## Provided passage
# Actually imagining places



## Privid (Feb 24, 2012)

The other day I realized I'm awful at actually imagining the places when writing (or reading about). No matter how many words I use, it seems to be one thing to say this is an imaginary city and another to give it true dimension. When world building, I have problems creating brand new places, unless directly ripping off of popular media. Because the question comes: is this literally possible? How would such an object, city be crafted? How are castles generally built? Where were towers built, where markets, how did the houses in a city line up?

Bearing all that in mind sounds awfully complex. You'd need to write out a detailed map if you want a consistent image to use in your stories. In such cases, I'd love to be an artist so I could visually portray places. It just seems too challenging and complex to do through sheer writing. What do you think?


----------



## Kaellpae (Feb 24, 2012)

I actually have trouble with this as well. If I can get a good solid picture in my mind I try to write it like my character would see it.
Maybe my character is going through a city, then he'll take in the sites as he's passing them. If he has a traveling mate with him then keep up some dialogue to keep it from an info dump.

I wish I could draw as well. It'd certainly make describing something easier once I have it on paper as a sketch. I can barely do stick figures.


----------



## Konstanz (Feb 24, 2012)

## Required actions
a) In the thread on imagining places, what does Kaellpae suggest doing when a character has a traveling mate, to keep a description from becoming an info dump?
b) Summarize the thread on imagining places in two sentences.

## Provided material
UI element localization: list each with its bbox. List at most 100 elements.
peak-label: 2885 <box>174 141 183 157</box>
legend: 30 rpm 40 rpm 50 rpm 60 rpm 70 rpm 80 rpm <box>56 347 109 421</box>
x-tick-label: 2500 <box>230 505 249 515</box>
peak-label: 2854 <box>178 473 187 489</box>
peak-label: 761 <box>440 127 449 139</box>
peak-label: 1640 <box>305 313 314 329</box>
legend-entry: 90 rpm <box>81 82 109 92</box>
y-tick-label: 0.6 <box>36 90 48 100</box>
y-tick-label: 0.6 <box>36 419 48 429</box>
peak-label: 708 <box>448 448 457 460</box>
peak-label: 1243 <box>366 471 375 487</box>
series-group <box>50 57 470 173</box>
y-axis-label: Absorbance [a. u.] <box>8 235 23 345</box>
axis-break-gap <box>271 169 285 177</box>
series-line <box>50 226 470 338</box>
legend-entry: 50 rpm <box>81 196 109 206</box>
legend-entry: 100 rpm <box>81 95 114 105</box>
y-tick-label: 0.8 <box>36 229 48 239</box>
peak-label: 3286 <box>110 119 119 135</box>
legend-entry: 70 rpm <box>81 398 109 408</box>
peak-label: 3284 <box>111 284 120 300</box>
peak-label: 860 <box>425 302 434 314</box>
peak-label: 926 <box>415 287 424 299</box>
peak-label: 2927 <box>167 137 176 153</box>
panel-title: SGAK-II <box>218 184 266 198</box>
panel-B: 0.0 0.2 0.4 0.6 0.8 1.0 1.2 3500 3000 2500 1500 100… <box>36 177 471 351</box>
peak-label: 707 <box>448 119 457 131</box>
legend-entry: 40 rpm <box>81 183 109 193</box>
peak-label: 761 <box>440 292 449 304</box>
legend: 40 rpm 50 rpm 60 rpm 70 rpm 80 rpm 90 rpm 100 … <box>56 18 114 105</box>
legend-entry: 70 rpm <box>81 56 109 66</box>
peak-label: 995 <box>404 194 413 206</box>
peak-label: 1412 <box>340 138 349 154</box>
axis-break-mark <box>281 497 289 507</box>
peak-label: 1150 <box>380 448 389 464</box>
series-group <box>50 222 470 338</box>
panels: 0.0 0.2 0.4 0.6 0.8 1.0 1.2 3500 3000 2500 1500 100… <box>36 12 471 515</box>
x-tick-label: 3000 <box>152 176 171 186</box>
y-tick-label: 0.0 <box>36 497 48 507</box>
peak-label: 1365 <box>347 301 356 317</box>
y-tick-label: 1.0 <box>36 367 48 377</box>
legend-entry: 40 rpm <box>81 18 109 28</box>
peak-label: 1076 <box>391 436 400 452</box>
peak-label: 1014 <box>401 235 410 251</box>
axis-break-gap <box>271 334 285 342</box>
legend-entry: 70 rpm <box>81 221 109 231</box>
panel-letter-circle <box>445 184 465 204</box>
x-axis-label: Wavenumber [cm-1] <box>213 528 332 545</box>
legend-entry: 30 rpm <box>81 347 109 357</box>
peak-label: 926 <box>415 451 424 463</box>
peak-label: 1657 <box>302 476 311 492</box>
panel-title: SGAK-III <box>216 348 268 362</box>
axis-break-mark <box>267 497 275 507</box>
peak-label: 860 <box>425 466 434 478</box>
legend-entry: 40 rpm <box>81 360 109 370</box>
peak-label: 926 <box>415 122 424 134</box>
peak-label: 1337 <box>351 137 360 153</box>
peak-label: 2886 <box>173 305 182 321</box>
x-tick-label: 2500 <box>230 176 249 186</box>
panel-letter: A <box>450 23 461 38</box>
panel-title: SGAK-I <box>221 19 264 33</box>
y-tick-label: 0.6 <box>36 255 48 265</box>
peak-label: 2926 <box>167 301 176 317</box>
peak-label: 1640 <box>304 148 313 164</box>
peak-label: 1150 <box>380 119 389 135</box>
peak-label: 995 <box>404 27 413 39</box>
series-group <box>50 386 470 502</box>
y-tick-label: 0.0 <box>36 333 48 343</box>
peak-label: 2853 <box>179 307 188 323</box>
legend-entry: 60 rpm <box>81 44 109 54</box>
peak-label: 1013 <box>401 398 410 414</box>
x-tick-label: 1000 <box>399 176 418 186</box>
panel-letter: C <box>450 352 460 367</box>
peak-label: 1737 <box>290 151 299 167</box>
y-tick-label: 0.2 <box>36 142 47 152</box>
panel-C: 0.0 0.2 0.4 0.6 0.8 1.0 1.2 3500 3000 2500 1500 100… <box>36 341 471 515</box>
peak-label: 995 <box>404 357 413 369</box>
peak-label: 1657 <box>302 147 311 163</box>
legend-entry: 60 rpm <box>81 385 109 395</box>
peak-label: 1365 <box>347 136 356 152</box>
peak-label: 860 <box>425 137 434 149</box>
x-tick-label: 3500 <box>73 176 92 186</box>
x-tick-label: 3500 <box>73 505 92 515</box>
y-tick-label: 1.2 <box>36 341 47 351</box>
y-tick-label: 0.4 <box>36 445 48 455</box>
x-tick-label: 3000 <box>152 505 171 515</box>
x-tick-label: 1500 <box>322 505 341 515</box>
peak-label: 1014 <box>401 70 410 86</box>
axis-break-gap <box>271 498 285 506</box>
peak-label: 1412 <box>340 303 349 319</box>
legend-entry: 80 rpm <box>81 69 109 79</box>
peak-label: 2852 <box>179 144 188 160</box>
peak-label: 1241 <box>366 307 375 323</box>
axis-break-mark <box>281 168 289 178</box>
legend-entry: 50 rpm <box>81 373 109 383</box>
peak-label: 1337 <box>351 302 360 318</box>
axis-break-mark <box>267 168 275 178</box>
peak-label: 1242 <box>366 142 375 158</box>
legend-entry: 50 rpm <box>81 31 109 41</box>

## Expected outputs
a) Keep up some dialogue between the character and the traveling mate.

b) Privid finds it hard to truly imagine places while writing or world building, wonders how cities, castles and markets would realistically be laid out, and wishes they were an artist who could portray places visually. Kaellpae has the same trouble, describes places as a character would see them while passing through, uses dialogue with a traveling mate to avoid an info dump, and also wishes they could draw.